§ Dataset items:
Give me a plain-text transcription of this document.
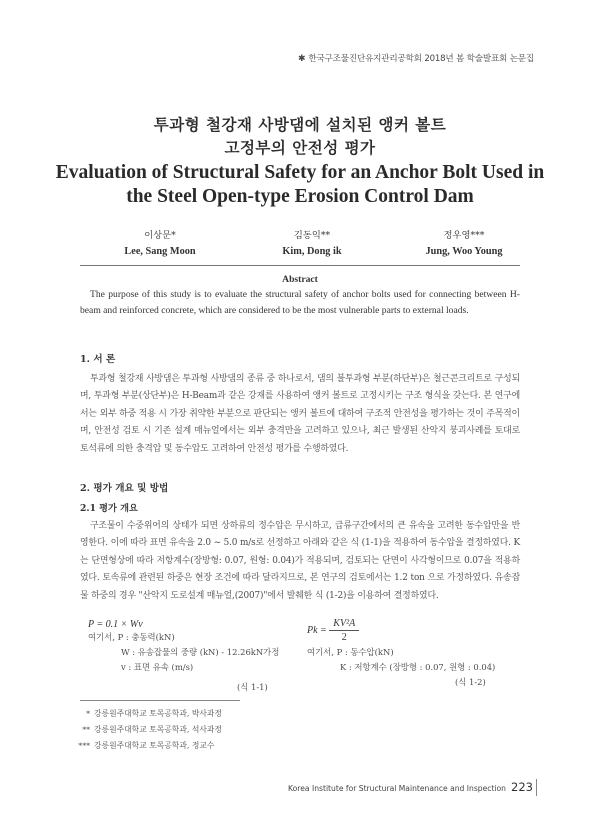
✱ 한국구조물진단유지관리공학회 2018년 봄 학술발표회 논문집
투과형 철강재 사방댐에 설치된 앵커 볼트
고정부의 안전성 평가
Evaluation of Structural Safety for an Anchor Bolt Used in
the Steel Open-type Erosion Control Dam
이상문*
Lee, Sang Moon
김동익**
Kim, Dong ik
정우영***
Jung, Woo Young
Abstract
The purpose of this study is to evaluate the structural safety of anchor bolts used for connecting between H-beam and reinforced concrete, which are considered to be the most vulnerable parts to external loads.
1. 서 론
투과형 철강재 사방댐은 투과형 사방댐의 종류 중 하나로서, 댐의 불투과형 부분(하단부)은 철근콘크리트로 구성되며, 투과형 부분(상단부)은 H-Beam과 같은 강재를 사용하여 앵커 볼트로 고정시키는 구조 형식을 갖는다. 본 연구에서는 외부 하중 적용 시 가장 취약한 부분으로 판단되는 앵커 볼트에 대하여 구조적 안전성을 평가하는 것이 주목적이며, 안전성 검토 시 기존 설계 매뉴얼에서는 외부 충격만을 고려하고 있으나, 최근 발생된 산악지 붕괴사례를 토대로 토석류에 의한 충격압 및 동수압도 고려하여 안전성 평가를 수행하였다.
2. 평가 개요 및 방법
2.1 평가 개요
구조물이 수중위어의 상태가 되면 상하류의 정수압은 무시하고, 급류구간에서의 큰 유속을 고려한 동수압만을 반영한다. 이에 따라 표면 유속을 2.0 ~ 5.0 m/s로 선정하고 아래와 같은 식 (1-1)을 적용하여 동수압을 결정하였다. K는 단면형상에 따라 저항계수(장방형: 0.07, 원형: 0.04)가 적용되며, 검토되는 단면이 사각형이므로 0.07을 적용하였다. 토속류에 관련된 하중은 현장 조건에 따라 달라지므로, 본 연구의 검토에서는 1.2 ton 으로 가정하였다. 유송잡물 하중의 경우 "산악지 도로설계 매뉴얼,(2007)"에서 발췌한 식 (1-2)을 이용하여 결정하였다.
P = 0.1 × Wv
여기서, P : 충동력(kN)
W : 유송잡물의 중량 (kN) - 12.26kN가정
v : 표면 유속 (m/s)
(식 1-1)
$Pk = \frac{\text{KV²A}}{2}$
여기서, P : 동수압(kN)
K : 저항계수 (장방형 : 0.07, 원형 : 0.04)
(식 1-2)
* 강릉원주대학교 토목공학과, 박사과정
** 강릉원주대학교 토목공학과, 석사과정
*** 강릉원주대학교 토목공학과, 정교수
Korea Institute for Structural Maintenance and Inspection 223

§ STATED GOAL:
Write out the entries above verbatim; the pictures do not belong in your copy.

§ RESPONSE:
Give me a plain-text transcription of this document.
✱ 한국구조물진단유지관리공학회 2018년 봄 학술발표회 논문집
투과형 철강재 사방댐에 설치된 앵커 볼트
고정부의 안전성 평가
Evaluation of Structural Safety for an Anchor Bolt Used in
the Steel Open-type Erosion Control Dam
이상문*
Lee, Sang Moon
김동익**
Kim, Dong ik
정우영***
Jung, Woo Young
Abstract
The purpose of this study is to evaluate the structural safety of anchor bolts used for connecting between H-beam and reinforced concrete, which are considered to be the most vulnerable parts to external loads.
1. 서 론
투과형 철강재 사방댐은 투과형 사방댐의 종류 중 하나로서, 댐의 불투과형 부분(하단부)은 철근콘크리트로 구성되며, 투과형 부분(상단부)은 H-Beam과 같은 강재를 사용하여 앵커 볼트로 고정시키는 구조 형식을 갖는다. 본 연구에서는 외부 하중 적용 시 가장 취약한 부분으로 판단되는 앵커 볼트에 대하여 구조적 안전성을 평가하는 것이 주목적이며, 안전성 검토 시 기존 설계 매뉴얼에서는 외부 충격만을 고려하고 있으나, 최근 발생된 산악지 붕괴사례를 토대로 토석류에 의한 충격압 및 동수압도 고려하여 안전성 평가를 수행하였다.
2. 평가 개요 및 방법
2.1 평가 개요
구조물이 수중위어의 상태가 되면 상하류의 정수압은 무시하고, 급류구간에서의 큰 유속을 고려한 동수압만을 반영한다. 이에 따라 표면 유속을 2.0 ~ 5.0 m/s로 선정하고 아래와 같은 식 (1-1)을 적용하여 동수압을 결정하였다. K는 단면형상에 따라 저항계수(장방형: 0.07, 원형: 0.04)가 적용되며, 검토되는 단면이 사각형이므로 0.07을 적용하였다. 토속류에 관련된 하중은 현장 조건에 따라 달라지므로, 본 연구의 검토에서는 1.2 ton 으로 가정하였다. 유송잡물 하중의 경우 "산악지 도로설계 매뉴얼,(2007)"에서 발췌한 식 (1-2)을 이용하여 결정하였다.
P = 0.1 × Wv
여기서, P : 충동력(kN)
W : 유송잡물의 중량 (kN) - 12.26kN가정
v : 표면 유속 (m/s)
(식 1-1)
$Pk = \frac{\text{KV²A}}{2}$
여기서, P : 동수압(kN)
K : 저항계수 (장방형 : 0.07, 원형 : 0.04)
(식 1-2)
* 강릉원주대학교 토목공학과, 박사과정
** 강릉원주대학교 토목공학과, 석사과정
*** 강릉원주대학교 토목공학과, 정교수
Korea Institute for Structural Maintenance and Inspection 223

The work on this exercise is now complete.